■ Task requirements: Send back all the data below, exactly as given.

■ Record list:
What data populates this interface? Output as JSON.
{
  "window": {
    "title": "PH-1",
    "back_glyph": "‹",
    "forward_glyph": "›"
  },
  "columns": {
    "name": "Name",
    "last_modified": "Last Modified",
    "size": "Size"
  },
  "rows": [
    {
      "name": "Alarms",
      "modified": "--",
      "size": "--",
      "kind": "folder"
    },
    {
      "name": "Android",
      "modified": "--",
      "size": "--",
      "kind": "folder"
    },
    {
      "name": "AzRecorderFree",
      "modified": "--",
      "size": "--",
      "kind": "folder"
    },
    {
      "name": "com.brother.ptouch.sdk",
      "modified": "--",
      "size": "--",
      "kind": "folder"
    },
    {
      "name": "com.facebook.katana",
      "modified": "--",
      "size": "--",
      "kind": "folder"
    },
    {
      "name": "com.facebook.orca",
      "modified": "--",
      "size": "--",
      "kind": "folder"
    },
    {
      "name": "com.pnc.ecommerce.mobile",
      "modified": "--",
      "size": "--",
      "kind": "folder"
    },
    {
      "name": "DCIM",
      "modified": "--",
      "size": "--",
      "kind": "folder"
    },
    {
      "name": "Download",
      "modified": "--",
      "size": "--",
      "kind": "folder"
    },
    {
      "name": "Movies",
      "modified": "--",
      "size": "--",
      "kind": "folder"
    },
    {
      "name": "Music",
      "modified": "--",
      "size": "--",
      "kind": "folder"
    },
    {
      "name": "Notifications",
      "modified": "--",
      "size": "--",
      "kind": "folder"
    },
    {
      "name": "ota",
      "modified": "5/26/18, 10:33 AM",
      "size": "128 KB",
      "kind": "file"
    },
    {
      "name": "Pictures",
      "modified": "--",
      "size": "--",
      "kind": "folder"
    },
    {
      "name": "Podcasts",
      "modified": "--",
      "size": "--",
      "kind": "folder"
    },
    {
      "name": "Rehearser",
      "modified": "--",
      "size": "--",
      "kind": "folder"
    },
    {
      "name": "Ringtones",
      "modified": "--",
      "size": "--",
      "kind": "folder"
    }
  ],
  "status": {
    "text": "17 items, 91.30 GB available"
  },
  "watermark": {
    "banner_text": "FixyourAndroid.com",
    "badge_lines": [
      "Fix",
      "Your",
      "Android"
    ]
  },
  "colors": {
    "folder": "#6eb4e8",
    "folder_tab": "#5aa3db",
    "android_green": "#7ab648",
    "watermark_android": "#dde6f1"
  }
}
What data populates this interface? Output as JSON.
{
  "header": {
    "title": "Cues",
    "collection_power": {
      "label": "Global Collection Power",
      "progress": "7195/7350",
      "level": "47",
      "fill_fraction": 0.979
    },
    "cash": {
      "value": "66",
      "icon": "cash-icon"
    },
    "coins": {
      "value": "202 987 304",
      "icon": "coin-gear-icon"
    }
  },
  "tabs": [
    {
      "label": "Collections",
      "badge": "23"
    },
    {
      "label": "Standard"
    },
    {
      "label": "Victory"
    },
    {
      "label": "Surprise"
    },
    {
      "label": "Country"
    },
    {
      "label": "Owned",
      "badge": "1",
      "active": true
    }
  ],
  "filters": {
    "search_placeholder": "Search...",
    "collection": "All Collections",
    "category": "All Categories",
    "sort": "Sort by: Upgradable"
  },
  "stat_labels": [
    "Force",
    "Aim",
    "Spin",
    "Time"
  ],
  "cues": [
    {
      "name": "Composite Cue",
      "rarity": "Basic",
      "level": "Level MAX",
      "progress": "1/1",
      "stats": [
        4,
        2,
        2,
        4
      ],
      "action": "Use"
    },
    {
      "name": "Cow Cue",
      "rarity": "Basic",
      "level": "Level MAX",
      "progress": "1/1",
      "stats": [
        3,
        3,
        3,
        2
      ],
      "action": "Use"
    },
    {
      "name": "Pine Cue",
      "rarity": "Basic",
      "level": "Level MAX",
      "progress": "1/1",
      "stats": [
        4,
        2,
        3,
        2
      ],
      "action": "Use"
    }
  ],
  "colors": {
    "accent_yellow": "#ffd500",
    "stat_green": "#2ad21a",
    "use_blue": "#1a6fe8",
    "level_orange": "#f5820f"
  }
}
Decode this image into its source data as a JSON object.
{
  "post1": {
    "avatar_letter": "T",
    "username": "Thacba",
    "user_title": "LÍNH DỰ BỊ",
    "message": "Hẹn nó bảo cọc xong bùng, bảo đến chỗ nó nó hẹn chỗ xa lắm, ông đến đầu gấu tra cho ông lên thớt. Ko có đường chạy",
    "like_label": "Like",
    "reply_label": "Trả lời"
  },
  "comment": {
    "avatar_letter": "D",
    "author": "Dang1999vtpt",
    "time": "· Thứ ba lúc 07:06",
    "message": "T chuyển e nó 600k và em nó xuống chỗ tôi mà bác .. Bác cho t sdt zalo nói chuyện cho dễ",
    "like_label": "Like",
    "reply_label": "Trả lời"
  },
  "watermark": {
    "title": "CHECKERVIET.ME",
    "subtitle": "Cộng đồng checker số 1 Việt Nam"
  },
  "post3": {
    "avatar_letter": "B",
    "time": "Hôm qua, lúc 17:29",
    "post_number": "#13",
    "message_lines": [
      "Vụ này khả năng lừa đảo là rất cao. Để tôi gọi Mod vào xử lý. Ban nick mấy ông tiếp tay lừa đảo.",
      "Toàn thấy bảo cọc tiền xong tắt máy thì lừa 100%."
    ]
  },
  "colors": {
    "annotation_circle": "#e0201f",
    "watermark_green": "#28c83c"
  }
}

■ Finished task:
What data populates this interface? Output as JSON.
{
  "window": {
    "title": "PH-1",
    "back_glyph": "‹",
    "forward_glyph": "›"
  },
  "columns": {
    "name": "Name",
    "last_modified": "Last Modified",
    "size": "Size"
  },
  "rows": [
    {
      "name": "Alarms",
      "modified": "--",
      "size": "--",
      "kind": "folder"
    },
    {
      "name": "Android",
      "modified": "--",
      "size": "--",
      "kind": "folder"
    },
    {
      "name": "AzRecorderFree",
      "modified": "--",
      "size": "--",
      "kind": "folder"
    },
    {
      "name": "com.brother.ptouch.sdk",
      "modified": "--",
      "size": "--",
      "kind": "folder"
    },
    {
      "name": "com.facebook.katana",
      "modified": "--",
      "size": "--",
      "kind": "folder"
    },
    {
      "name": "com.facebook.orca",
      "modified": "--",
      "size": "--",
      "kind": "folder"
    },
    {
      "name": "com.pnc.ecommerce.mobile",
      "modified": "--",
      "size": "--",
      "kind": "folder"
    },
    {
      "name": "DCIM",
      "modified": "--",
      "size": "--",
      "kind": "folder"
    },
    {
      "name": "Download",
      "modified": "--",
      "size": "--",
      "kind": "folder"
    },
    {
      "name": "Movies",
      "modified": "--",
      "size": "--",
      "kind": "folder"
    },
    {
      "name": "Music",
      "modified": "--",
      "size": "--",
      "kind": "folder"
    },
    {
      "name": "Notifications",
      "modified": "--",
      "size": "--",
      "kind": "folder"
    },
    {
      "name": "ota",
      "modified": "5/26/18, 10:33 AM",
      "size": "128 KB",
      "kind": "file"
    },
    {
      "name": "Pictures",
      "modified": "--",
      "size": "--",
      "kind": "folder"
    },
    {
      "name": "Podcasts",
      "modified": "--",
      "size": "--",
      "kind": "folder"
    },
    {
      "name": "Rehearser",
      "modified": "--",
      "size": "--",
      "kind": "folder"
    },
    {
      "name": "Ringtones",
      "modified": "--",
      "size": "--",
      "kind": "folder"
    }
  ],
  "status": {
    "text": "17 items, 91.30 GB available"
  },
  "watermark": {
    "banner_text": "FixyourAndroid.com",
    "badge_lines": [
      "Fix",
      "Your",
      "Android"
    ]
  },
  "colors": {
    "folder": "#6eb4e8",
    "folder_tab": "#5aa3db",
    "android_green": "#7ab648",
    "watermark_android": "#dde6f1"
  }
}
What data populates this interface? Output as JSON.
{
  "header": {
    "title": "Cues",
    "collection_power": {
      "label": "Global Collection Power",
      "progress": "7195/7350",
      "level": "47",
      "fill_fraction": 0.979
    },
    "cash": {
      "value": "66",
      "icon": "cash-icon"
    },
    "coins": {
      "value": "202 987 304",
      "icon": "coin-gear-icon"
    }
  },
  "tabs": [
    {
      "label": "Collections",
      "badge": "23"
    },
    {
      "label": "Standard"
    },
    {
      "label": "Victory"
    },
    {
      "label": "Surprise"
    },
    {
      "label": "Country"
    },
    {
      "label": "Owned",
      "badge": "1",
      "active": true
    }
  ],
  "filters": {
    "search_placeholder": "Search...",
    "collection": "All Collections",
    "category": "All Categories",
    "sort": "Sort by: Upgradable"
  },
  "stat_labels": [
    "Force",
    "Aim",
    "Spin",
    "Time"
  ],
  "cues": [
    {
      "name": "Composite Cue",
      "rarity": "Basic",
      "level": "Level MAX",
      "progress": "1/1",
      "stats": [
        4,
        2,
        2,
        4
      ],
      "action": "Use"
    },
    {
      "name": "Cow Cue",
      "rarity": "Basic",
      "level": "Level MAX",
      "progress": "1/1",
      "stats": [
        3,
        3,
        3,
        2
      ],
      "action": "Use"
    },
    {
      "name": "Pine Cue",
      "rarity": "Basic",
      "level": "Level MAX",
      "progress": "1/1",
      "stats": [
        4,
        2,
        3,
        2
      ],
      "action": "Use"
    }
  ],
  "colors": {
    "accent_yellow": "#ffd500",
    "stat_green": "#2ad21a",
    "use_blue": "#1a6fe8",
    "level_orange": "#f5820f"
  }
}
Decode this image into its source data as a JSON object.
{
  "post1": {
    "avatar_letter": "T",
    "username": "Thacba",
    "user_title": "LÍNH DỰ BỊ",
    "message": "Hẹn nó bảo cọc xong bùng, bảo đến chỗ nó nó hẹn chỗ xa lắm, ông đến đầu gấu tra cho ông lên thớt. Ko có đường chạy",
    "like_label": "Like",
    "reply_label": "Trả lời"
  },
  "comment": {
    "avatar_letter": "D",
    "author": "Dang1999vtpt",
    "time": "· Thứ ba lúc 07:06",
    "message": "T chuyển e nó 600k và em nó xuống chỗ tôi mà bác .. Bác cho t sdt zalo nói chuyện cho dễ",
    "like_label": "Like",
    "reply_label": "Trả lời"
  },
  "watermark": {
    "title": "CHECKERVIET.ME",
    "subtitle": "Cộng đồng checker số 1 Việt Nam"
  },
  "post3": {
    "avatar_letter": "B",
    "time": "Hôm qua, lúc 17:29",
    "post_number": "#13",
    "message_lines": [
      "Vụ này khả năng lừa đảo là rất cao. Để tôi gọi Mod vào xử lý. Ban nick mấy ông tiếp tay lừa đảo.",
      "Toàn thấy bảo cọc tiền xong tắt máy thì lừa 100%."
    ]
  },
  "colors": {
    "annotation_circle": "#e0201f",
    "watermark_green": "#28c83c"
  }
}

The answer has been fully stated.